_MATERIAL:_
........
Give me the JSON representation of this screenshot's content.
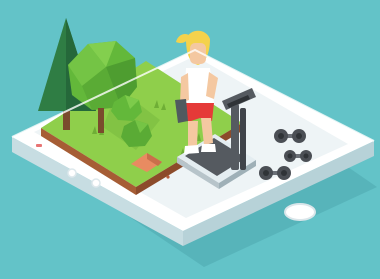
........
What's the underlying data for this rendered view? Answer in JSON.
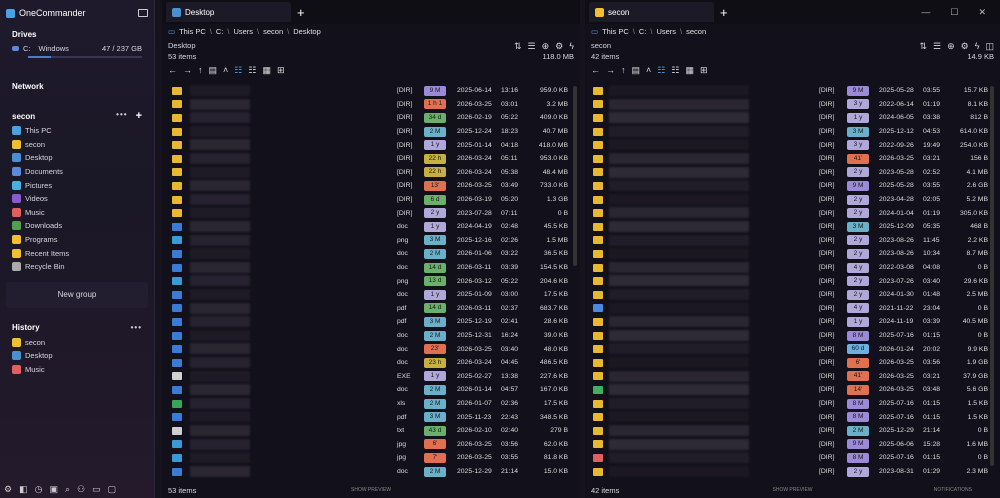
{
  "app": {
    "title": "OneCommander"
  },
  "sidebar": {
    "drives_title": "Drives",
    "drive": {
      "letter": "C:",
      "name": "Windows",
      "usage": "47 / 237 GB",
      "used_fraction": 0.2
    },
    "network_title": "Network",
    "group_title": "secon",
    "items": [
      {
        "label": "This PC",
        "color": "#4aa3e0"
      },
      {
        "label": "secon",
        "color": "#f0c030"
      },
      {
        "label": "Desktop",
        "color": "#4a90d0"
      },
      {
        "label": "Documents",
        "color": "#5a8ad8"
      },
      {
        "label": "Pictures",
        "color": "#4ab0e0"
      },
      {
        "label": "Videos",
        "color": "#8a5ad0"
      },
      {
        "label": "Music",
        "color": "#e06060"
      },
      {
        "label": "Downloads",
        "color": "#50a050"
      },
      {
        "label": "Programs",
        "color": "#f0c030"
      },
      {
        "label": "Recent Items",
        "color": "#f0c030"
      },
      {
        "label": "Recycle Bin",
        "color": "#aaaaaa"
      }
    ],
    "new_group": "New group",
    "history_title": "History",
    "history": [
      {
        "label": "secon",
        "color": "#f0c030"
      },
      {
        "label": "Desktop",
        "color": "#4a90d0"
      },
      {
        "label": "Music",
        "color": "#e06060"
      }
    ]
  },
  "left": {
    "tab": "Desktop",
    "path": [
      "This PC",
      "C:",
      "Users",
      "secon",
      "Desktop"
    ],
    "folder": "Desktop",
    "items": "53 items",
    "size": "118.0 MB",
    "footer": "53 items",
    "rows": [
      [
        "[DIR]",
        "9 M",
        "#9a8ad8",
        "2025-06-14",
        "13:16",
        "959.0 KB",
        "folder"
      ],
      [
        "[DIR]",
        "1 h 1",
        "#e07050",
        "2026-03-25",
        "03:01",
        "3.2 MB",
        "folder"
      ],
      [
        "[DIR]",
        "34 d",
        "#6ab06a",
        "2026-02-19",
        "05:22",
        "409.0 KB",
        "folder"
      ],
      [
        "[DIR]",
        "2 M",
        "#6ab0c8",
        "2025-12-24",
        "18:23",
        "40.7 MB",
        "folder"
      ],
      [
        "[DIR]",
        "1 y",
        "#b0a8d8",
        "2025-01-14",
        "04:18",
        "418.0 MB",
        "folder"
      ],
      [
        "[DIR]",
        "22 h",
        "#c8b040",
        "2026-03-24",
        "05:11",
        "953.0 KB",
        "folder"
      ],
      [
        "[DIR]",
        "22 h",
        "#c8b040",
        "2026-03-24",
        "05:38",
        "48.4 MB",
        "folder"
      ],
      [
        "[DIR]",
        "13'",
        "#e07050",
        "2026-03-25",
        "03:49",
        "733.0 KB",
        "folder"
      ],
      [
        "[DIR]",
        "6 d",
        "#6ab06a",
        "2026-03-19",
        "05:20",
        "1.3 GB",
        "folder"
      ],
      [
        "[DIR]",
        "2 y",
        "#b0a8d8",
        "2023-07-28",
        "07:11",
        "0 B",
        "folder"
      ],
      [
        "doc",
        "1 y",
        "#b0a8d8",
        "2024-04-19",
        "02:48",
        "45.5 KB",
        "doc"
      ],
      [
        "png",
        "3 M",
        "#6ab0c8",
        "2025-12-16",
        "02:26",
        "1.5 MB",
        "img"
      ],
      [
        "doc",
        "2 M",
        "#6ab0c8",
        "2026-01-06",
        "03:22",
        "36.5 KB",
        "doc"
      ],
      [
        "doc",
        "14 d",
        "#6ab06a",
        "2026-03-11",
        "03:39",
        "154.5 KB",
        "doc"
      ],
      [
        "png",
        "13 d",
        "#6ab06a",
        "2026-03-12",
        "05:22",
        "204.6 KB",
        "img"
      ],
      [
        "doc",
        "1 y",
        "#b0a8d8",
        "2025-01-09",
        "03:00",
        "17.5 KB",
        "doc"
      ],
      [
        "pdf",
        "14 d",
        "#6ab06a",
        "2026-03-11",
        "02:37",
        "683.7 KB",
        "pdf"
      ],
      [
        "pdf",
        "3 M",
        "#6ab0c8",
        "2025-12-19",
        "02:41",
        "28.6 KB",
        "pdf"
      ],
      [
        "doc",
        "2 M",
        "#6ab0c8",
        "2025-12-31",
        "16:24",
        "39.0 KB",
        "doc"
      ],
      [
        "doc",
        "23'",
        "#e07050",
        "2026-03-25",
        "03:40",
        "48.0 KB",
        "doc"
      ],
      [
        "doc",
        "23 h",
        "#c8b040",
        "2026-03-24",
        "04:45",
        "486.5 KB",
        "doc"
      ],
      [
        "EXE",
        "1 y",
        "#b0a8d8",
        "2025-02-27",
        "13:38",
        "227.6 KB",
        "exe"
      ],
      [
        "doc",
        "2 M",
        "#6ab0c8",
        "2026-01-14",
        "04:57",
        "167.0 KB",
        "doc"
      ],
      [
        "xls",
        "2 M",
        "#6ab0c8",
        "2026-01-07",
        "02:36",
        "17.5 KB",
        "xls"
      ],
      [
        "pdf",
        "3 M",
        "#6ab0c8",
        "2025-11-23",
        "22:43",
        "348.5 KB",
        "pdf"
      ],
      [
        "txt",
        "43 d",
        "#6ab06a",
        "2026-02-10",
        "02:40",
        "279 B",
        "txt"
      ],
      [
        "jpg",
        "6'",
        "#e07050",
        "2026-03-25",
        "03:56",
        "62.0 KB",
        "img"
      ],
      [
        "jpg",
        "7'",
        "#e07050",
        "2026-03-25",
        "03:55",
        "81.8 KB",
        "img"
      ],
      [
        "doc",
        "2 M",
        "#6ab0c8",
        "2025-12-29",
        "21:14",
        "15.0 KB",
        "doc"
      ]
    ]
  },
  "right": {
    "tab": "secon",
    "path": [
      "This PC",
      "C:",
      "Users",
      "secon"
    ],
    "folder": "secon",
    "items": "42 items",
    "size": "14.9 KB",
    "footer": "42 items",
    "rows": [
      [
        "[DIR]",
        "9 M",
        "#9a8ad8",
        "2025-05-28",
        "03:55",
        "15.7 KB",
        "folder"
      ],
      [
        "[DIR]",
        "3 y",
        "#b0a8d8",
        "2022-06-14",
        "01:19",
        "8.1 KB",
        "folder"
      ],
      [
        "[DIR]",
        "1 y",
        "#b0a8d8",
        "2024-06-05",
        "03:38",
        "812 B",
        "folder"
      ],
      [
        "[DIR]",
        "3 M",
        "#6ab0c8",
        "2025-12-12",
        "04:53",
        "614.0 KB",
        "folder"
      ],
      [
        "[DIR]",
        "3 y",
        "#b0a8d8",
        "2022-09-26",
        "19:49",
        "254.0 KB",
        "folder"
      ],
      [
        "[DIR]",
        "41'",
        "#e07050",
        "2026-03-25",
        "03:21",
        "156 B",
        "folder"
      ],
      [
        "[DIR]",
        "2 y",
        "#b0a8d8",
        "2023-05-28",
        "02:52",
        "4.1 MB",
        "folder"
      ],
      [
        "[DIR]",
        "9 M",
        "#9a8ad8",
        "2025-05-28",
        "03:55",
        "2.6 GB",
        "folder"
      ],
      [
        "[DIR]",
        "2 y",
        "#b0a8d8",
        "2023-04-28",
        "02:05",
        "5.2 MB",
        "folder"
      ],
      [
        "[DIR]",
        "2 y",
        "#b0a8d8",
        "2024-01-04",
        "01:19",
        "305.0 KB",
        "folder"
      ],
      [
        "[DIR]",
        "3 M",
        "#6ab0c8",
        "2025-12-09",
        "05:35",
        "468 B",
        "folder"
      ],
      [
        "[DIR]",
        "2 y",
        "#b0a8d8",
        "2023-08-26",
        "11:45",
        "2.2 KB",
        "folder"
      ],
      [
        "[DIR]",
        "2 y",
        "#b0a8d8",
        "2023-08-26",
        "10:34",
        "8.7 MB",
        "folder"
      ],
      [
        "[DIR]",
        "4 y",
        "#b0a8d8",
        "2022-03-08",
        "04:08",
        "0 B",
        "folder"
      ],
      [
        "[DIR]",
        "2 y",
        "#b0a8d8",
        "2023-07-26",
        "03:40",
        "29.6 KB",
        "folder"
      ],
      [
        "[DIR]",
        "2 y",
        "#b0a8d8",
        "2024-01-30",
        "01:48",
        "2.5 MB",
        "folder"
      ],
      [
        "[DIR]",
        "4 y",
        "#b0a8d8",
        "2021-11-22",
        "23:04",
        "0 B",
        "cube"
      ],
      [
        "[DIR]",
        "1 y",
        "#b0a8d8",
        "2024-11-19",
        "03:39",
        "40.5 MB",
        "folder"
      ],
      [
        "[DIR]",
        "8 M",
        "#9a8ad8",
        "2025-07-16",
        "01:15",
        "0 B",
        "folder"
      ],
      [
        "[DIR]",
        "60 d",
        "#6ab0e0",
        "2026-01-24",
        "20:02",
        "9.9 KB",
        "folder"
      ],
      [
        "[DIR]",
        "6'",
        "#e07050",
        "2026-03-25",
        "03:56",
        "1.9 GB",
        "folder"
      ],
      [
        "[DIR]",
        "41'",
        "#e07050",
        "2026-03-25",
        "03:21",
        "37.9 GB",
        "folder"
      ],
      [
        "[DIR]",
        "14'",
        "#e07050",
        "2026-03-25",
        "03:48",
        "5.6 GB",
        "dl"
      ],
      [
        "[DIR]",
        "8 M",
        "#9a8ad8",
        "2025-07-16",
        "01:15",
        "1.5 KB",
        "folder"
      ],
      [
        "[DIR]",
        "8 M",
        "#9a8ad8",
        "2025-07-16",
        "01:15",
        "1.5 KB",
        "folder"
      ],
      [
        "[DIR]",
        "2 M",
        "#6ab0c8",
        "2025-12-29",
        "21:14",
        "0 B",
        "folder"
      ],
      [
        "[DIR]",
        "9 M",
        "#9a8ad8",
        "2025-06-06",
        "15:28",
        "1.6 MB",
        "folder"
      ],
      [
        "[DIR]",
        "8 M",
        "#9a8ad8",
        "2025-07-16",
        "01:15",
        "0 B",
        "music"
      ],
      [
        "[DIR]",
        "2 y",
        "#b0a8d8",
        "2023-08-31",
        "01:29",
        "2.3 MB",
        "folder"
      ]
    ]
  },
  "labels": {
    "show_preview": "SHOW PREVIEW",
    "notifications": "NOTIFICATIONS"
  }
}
........
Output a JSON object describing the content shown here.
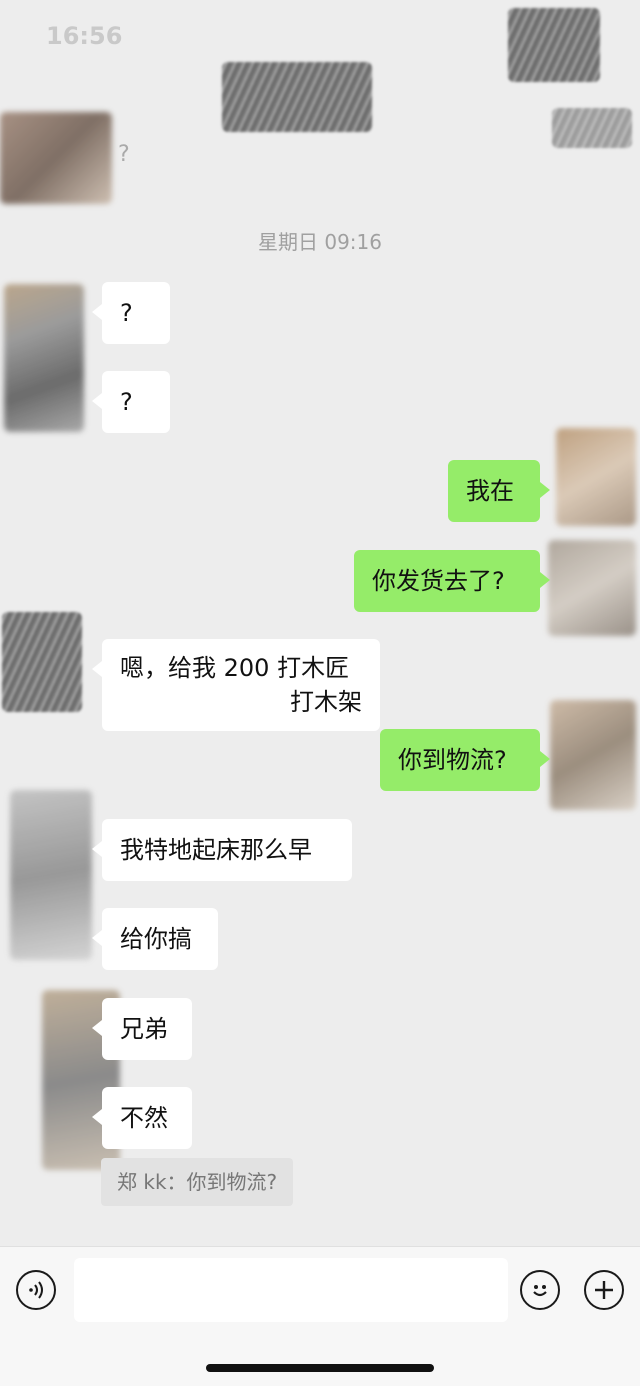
........
_DIRECTIONS:_ Return each line in the records that holds the string "content".

_TASK OUTPUT:_
Give me the JSON representation of this screenshot's content.
Output a JSON object describing the content shown here.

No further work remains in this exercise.